[Figure contents as structured data]
────────────────
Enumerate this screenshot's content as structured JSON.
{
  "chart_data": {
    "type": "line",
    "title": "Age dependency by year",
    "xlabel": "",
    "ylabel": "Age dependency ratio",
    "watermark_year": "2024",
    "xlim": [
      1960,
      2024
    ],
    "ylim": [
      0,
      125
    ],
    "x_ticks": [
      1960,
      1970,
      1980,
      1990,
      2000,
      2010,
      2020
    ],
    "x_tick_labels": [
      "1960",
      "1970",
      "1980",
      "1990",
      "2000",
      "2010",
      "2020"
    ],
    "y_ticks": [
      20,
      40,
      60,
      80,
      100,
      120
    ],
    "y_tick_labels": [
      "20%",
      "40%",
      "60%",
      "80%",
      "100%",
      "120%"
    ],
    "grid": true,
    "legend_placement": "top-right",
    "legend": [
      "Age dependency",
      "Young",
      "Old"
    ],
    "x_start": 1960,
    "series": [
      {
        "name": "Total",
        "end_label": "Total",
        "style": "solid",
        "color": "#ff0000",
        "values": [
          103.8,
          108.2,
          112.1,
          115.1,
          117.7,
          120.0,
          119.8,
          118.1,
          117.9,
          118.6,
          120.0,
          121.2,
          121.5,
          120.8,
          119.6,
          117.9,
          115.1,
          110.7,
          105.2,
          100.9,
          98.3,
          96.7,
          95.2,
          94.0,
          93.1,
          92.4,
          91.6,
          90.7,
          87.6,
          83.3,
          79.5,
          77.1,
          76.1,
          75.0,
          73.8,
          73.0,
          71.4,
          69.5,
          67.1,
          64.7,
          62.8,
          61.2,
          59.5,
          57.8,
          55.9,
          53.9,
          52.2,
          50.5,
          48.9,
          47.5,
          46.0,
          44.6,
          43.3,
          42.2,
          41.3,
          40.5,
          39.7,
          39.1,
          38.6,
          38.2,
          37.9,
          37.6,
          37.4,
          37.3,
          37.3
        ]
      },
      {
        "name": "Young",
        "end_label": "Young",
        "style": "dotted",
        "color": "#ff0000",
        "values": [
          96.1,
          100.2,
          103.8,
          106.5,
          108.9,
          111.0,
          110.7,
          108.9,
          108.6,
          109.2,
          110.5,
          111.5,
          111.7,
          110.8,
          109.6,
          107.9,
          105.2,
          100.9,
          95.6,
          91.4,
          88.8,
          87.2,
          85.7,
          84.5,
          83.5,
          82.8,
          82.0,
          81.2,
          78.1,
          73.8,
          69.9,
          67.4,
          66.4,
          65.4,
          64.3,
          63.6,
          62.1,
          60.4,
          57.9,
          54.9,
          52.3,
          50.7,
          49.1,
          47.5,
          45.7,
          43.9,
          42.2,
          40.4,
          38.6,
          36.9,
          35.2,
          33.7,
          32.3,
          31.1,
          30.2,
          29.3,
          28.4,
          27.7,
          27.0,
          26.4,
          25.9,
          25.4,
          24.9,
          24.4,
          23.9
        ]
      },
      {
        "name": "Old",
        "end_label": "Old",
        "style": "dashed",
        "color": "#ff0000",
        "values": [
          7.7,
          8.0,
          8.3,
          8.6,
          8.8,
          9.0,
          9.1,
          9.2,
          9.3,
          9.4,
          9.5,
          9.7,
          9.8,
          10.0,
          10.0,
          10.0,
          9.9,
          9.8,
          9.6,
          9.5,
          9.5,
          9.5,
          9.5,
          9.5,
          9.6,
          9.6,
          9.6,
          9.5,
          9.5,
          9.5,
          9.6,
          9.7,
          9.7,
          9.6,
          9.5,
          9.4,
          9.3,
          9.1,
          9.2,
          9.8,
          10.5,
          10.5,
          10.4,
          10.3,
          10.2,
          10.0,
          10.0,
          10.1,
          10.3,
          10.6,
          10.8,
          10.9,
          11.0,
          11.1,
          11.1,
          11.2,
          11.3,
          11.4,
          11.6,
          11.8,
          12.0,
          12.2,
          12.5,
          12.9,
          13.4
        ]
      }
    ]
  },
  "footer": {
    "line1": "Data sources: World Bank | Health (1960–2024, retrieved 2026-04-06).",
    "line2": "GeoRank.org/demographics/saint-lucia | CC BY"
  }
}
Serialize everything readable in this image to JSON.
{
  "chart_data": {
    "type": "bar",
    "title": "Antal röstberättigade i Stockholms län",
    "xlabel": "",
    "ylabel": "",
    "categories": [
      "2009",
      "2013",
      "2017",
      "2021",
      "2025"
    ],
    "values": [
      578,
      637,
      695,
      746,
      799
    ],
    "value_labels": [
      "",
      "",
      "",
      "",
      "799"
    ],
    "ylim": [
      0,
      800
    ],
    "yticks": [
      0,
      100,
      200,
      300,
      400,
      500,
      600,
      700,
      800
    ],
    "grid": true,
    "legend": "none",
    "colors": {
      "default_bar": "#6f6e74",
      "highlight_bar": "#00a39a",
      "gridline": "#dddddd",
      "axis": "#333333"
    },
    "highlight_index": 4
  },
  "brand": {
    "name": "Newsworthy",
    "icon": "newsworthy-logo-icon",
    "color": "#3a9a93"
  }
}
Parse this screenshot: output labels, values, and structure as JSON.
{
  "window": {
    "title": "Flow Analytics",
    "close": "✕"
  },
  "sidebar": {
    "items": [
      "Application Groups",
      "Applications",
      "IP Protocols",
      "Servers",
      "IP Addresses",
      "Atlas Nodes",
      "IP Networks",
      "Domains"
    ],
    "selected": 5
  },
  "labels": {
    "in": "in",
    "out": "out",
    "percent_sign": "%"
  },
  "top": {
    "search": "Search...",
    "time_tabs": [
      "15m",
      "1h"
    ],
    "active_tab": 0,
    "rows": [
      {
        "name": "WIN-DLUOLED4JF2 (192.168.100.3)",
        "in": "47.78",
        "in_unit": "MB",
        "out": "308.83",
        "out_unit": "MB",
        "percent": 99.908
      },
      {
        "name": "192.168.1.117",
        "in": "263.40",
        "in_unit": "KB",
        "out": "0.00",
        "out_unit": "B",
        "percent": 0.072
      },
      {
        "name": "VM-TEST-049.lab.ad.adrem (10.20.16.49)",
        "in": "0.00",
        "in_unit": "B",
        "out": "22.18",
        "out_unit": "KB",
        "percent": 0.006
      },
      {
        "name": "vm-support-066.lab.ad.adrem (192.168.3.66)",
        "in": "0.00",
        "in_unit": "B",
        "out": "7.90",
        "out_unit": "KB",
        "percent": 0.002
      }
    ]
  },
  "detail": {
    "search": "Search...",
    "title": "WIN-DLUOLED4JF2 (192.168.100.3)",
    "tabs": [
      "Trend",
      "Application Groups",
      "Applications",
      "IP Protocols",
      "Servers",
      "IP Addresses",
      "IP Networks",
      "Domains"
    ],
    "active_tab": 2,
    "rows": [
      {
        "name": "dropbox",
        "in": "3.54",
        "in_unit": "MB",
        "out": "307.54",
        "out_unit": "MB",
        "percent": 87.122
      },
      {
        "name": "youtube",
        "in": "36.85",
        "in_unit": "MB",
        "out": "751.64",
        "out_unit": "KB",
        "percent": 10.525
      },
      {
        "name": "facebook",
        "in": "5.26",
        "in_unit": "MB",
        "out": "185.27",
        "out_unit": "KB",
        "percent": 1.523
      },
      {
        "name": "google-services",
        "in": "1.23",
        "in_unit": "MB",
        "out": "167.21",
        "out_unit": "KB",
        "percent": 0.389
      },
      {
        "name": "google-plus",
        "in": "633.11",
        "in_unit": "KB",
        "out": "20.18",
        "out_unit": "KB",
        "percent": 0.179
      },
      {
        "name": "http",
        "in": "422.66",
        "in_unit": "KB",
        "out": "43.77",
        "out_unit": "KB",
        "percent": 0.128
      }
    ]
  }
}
────────────────
**Task directions:** Extract all of the data above and output it character for character.

**Task solution:**
Enumerate this screenshot's content as structured JSON.
{
  "chart_data": {
    "type": "line",
    "title": "Age dependency by year",
    "xlabel": "",
    "ylabel": "Age dependency ratio",
    "watermark_year": "2024",
    "xlim": [
      1960,
      2024
    ],
    "ylim": [
      0,
      125
    ],
    "x_ticks": [
      1960,
      1970,
      1980,
      1990,
      2000,
      2010,
      2020
    ],
    "x_tick_labels": [
      "1960",
      "1970",
      "1980",
      "1990",
      "2000",
      "2010",
      "2020"
    ],
    "y_ticks": [
      20,
      40,
      60,
      80,
      100,
      120
    ],
    "y_tick_labels": [
      "20%",
      "40%",
      "60%",
      "80%",
      "100%",
      "120%"
    ],
    "grid": true,
    "legend_placement": "top-right",
    "legend": [
      "Age dependency",
      "Young",
      "Old"
    ],
    "x_start": 1960,
    "series": [
      {
        "name": "Total",
        "end_label": "Total",
        "style": "solid",
        "color": "#ff0000",
        "values": [
          103.8,
          108.2,
          112.1,
          115.1,
          117.7,
          120.0,
          119.8,
          118.1,
          117.9,
          118.6,
          120.0,
          121.2,
          121.5,
          120.8,
          119.6,
          117.9,
          115.1,
          110.7,
          105.2,
          100.9,
          98.3,
          96.7,
          95.2,
          94.0,
          93.1,
          92.4,
          91.6,
          90.7,
          87.6,
          83.3,
          79.5,
          77.1,
          76.1,
          75.0,
          73.8,
          73.0,
          71.4,
          69.5,
          67.1,
          64.7,
          62.8,
          61.2,
          59.5,
          57.8,
          55.9,
          53.9,
          52.2,
          50.5,
          48.9,
          47.5,
          46.0,
          44.6,
          43.3,
          42.2,
          41.3,
          40.5,
          39.7,
          39.1,
          38.6,
          38.2,
          37.9,
          37.6,
          37.4,
          37.3,
          37.3
        ]
      },
      {
        "name": "Young",
        "end_label": "Young",
        "style": "dotted",
        "color": "#ff0000",
        "values": [
          96.1,
          100.2,
          103.8,
          106.5,
          108.9,
          111.0,
          110.7,
          108.9,
          108.6,
          109.2,
          110.5,
          111.5,
          111.7,
          110.8,
          109.6,
          107.9,
          105.2,
          100.9,
          95.6,
          91.4,
          88.8,
          87.2,
          85.7,
          84.5,
          83.5,
          82.8,
          82.0,
          81.2,
          78.1,
          73.8,
          69.9,
          67.4,
          66.4,
          65.4,
          64.3,
          63.6,
          62.1,
          60.4,
          57.9,
          54.9,
          52.3,
          50.7,
          49.1,
          47.5,
          45.7,
          43.9,
          42.2,
          40.4,
          38.6,
          36.9,
          35.2,
          33.7,
          32.3,
          31.1,
          30.2,
          29.3,
          28.4,
          27.7,
          27.0,
          26.4,
          25.9,
          25.4,
          24.9,
          24.4,
          23.9
        ]
      },
      {
        "name": "Old",
        "end_label": "Old",
        "style": "dashed",
        "color": "#ff0000",
        "values": [
          7.7,
          8.0,
          8.3,
          8.6,
          8.8,
          9.0,
          9.1,
          9.2,
          9.3,
          9.4,
          9.5,
          9.7,
          9.8,
          10.0,
          10.0,
          10.0,
          9.9,
          9.8,
          9.6,
          9.5,
          9.5,
          9.5,
          9.5,
          9.5,
          9.6,
          9.6,
          9.6,
          9.5,
          9.5,
          9.5,
          9.6,
          9.7,
          9.7,
          9.6,
          9.5,
          9.4,
          9.3,
          9.1,
          9.2,
          9.8,
          10.5,
          10.5,
          10.4,
          10.3,
          10.2,
          10.0,
          10.0,
          10.1,
          10.3,
          10.6,
          10.8,
          10.9,
          11.0,
          11.1,
          11.1,
          11.2,
          11.3,
          11.4,
          11.6,
          11.8,
          12.0,
          12.2,
          12.5,
          12.9,
          13.4
        ]
      }
    ]
  },
  "footer": {
    "line1": "Data sources: World Bank | Health (1960–2024, retrieved 2026-04-06).",
    "line2": "GeoRank.org/demographics/saint-lucia | CC BY"
  }
}
Serialize everything readable in this image to JSON.
{
  "chart_data": {
    "type": "bar",
    "title": "Antal röstberättigade i Stockholms län",
    "xlabel": "",
    "ylabel": "",
    "categories": [
      "2009",
      "2013",
      "2017",
      "2021",
      "2025"
    ],
    "values": [
      578,
      637,
      695,
      746,
      799
    ],
    "value_labels": [
      "",
      "",
      "",
      "",
      "799"
    ],
    "ylim": [
      0,
      800
    ],
    "yticks": [
      0,
      100,
      200,
      300,
      400,
      500,
      600,
      700,
      800
    ],
    "grid": true,
    "legend": "none",
    "colors": {
      "default_bar": "#6f6e74",
      "highlight_bar": "#00a39a",
      "gridline": "#dddddd",
      "axis": "#333333"
    },
    "highlight_index": 4
  },
  "brand": {
    "name": "Newsworthy",
    "icon": "newsworthy-logo-icon",
    "color": "#3a9a93"
  }
}
Parse this screenshot: output labels, values, and structure as JSON.
{
  "window": {
    "title": "Flow Analytics",
    "close": "✕"
  },
  "sidebar": {
    "items": [
      "Application Groups",
      "Applications",
      "IP Protocols",
      "Servers",
      "IP Addresses",
      "Atlas Nodes",
      "IP Networks",
      "Domains"
    ],
    "selected": 5
  },
  "labels": {
    "in": "in",
    "out": "out",
    "percent_sign": "%"
  },
  "top": {
    "search": "Search...",
    "time_tabs": [
      "15m",
      "1h"
    ],
    "active_tab": 0,
    "rows": [
      {
        "name": "WIN-DLUOLED4JF2 (192.168.100.3)",
        "in": "47.78",
        "in_unit": "MB",
        "out": "308.83",
        "out_unit": "MB",
        "percent": 99.908
      },
      {
        "name": "192.168.1.117",
        "in": "263.40",
        "in_unit": "KB",
        "out": "0.00",
        "out_unit": "B",
        "percent": 0.072
      },
      {
        "name": "VM-TEST-049.lab.ad.adrem (10.20.16.49)",
        "in": "0.00",
        "in_unit": "B",
        "out": "22.18",
        "out_unit": "KB",
        "percent": 0.006
      },
      {
        "name": "vm-support-066.lab.ad.adrem (192.168.3.66)",
        "in": "0.00",
        "in_unit": "B",
        "out": "7.90",
        "out_unit": "KB",
        "percent": 0.002
      }
    ]
  },
  "detail": {
    "search": "Search...",
    "title": "WIN-DLUOLED4JF2 (192.168.100.3)",
    "tabs": [
      "Trend",
      "Application Groups",
      "Applications",
      "IP Protocols",
      "Servers",
      "IP Addresses",
      "IP Networks",
      "Domains"
    ],
    "active_tab": 2,
    "rows": [
      {
        "name": "dropbox",
        "in": "3.54",
        "in_unit": "MB",
        "out": "307.54",
        "out_unit": "MB",
        "percent": 87.122
      },
      {
        "name": "youtube",
        "in": "36.85",
        "in_unit": "MB",
        "out": "751.64",
        "out_unit": "KB",
        "percent": 10.525
      },
      {
        "name": "facebook",
        "in": "5.26",
        "in_unit": "MB",
        "out": "185.27",
        "out_unit": "KB",
        "percent": 1.523
      },
      {
        "name": "google-services",
        "in": "1.23",
        "in_unit": "MB",
        "out": "167.21",
        "out_unit": "KB",
        "percent": 0.389
      },
      {
        "name": "google-plus",
        "in": "633.11",
        "in_unit": "KB",
        "out": "20.18",
        "out_unit": "KB",
        "percent": 0.179
      },
      {
        "name": "http",
        "in": "422.66",
        "in_unit": "KB",
        "out": "43.77",
        "out_unit": "KB",
        "percent": 0.128
      }
    ]
  }
}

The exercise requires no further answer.